## What you need to do
Report, word for word, every line of the material that contains "color".

Figure data in JSON:
# # # # # # #
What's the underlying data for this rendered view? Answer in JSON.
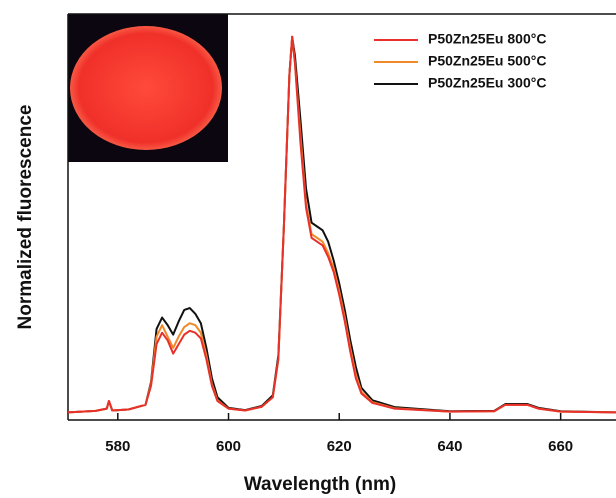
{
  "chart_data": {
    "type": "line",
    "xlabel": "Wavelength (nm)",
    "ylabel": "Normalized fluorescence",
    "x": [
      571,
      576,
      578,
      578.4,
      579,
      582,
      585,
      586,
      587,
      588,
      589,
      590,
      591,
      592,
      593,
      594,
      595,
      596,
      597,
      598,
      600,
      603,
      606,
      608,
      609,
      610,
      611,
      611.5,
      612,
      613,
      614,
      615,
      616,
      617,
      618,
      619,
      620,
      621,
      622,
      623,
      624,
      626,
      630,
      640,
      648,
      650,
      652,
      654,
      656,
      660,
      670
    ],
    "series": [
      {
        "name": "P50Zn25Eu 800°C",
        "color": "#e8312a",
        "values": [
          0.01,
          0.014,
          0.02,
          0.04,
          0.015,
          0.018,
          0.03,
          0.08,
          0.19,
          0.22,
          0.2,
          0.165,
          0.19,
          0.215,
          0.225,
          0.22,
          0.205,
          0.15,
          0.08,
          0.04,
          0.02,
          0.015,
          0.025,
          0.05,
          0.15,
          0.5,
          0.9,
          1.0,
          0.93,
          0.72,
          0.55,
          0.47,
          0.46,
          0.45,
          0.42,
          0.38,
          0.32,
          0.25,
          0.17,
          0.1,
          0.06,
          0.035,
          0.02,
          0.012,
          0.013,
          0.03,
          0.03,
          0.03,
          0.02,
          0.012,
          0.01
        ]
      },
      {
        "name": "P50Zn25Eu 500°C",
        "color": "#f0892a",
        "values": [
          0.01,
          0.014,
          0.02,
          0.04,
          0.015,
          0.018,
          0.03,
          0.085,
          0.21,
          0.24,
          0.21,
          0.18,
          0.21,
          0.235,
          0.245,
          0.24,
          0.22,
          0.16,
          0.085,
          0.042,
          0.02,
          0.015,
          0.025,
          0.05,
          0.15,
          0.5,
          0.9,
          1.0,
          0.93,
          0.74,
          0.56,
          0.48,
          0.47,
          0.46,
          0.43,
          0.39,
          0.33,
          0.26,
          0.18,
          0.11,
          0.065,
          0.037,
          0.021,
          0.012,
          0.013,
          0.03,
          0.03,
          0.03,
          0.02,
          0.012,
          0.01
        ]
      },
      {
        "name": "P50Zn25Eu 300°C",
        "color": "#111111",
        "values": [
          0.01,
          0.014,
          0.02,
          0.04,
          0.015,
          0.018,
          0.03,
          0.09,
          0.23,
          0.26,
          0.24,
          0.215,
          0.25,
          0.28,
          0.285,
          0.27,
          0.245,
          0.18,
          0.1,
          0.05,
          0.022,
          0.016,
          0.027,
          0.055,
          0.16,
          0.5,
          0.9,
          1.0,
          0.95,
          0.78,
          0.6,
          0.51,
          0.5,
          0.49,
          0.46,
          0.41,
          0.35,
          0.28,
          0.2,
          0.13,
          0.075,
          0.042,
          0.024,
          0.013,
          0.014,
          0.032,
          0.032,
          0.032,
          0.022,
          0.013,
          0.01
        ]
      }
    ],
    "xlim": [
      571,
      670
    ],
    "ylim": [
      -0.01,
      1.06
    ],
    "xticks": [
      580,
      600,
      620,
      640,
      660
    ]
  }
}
# # # # # # #
## Correct answer
        "color": "#e8312a",
        "color": "#f0892a",
        "color": "#111111",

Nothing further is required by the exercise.